**Directions for this task**
Look through the listing below and work out how many of its lines hold the word "preset". Give only the number.

**Dataset excerpts**
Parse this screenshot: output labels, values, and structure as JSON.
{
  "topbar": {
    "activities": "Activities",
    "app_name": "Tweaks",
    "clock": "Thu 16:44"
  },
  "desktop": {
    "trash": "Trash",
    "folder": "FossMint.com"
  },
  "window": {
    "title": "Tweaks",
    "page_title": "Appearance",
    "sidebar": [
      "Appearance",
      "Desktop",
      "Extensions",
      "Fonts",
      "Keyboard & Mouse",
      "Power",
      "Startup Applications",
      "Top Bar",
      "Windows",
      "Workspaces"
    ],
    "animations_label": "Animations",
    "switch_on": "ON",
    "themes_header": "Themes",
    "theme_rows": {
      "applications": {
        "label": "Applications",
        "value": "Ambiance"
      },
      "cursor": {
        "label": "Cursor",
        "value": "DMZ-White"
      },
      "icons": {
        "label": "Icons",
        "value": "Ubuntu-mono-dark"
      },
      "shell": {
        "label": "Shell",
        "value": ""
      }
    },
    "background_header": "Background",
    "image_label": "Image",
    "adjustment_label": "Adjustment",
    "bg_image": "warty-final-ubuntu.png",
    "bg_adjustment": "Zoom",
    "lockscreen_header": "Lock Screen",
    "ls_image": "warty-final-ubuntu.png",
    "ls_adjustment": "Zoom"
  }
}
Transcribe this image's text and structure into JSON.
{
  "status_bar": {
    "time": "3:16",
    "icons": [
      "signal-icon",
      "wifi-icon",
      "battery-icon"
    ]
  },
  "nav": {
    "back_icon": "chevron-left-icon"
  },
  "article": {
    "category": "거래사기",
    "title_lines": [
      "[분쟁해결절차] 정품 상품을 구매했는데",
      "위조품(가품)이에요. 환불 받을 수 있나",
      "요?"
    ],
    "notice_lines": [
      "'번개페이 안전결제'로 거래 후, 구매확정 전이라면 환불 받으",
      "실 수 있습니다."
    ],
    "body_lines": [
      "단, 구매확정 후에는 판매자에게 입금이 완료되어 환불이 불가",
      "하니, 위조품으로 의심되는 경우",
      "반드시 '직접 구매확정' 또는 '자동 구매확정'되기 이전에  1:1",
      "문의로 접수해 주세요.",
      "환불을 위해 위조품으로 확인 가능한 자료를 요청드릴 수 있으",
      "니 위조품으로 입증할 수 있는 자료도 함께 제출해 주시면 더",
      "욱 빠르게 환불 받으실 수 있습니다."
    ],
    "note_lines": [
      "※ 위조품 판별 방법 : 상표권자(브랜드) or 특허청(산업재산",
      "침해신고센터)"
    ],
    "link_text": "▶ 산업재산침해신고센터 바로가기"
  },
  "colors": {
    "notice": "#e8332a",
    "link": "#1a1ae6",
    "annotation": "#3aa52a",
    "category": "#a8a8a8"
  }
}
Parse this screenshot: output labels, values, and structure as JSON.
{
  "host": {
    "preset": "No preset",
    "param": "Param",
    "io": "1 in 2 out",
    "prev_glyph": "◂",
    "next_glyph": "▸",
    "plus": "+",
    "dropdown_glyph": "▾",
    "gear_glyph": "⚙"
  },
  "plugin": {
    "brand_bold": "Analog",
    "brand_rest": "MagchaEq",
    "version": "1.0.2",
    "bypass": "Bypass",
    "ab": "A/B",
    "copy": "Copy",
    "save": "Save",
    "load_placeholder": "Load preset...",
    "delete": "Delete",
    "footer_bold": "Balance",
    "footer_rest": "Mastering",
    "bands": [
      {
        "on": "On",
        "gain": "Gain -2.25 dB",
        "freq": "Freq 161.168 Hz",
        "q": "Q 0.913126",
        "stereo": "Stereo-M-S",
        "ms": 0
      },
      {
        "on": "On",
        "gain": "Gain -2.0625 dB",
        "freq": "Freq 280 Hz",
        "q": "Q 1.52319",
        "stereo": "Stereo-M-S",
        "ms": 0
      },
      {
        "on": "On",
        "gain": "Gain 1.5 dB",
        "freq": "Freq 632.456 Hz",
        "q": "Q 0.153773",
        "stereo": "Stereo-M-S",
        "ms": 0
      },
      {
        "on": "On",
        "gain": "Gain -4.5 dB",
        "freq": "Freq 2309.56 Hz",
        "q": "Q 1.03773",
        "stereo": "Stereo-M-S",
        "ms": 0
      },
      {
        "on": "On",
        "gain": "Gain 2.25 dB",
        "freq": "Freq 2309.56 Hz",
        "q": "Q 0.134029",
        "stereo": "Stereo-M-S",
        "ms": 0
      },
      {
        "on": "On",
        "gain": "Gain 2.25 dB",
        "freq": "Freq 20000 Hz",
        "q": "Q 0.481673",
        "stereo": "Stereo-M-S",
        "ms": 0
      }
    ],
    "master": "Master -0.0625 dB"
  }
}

**Solution to the exercise**
2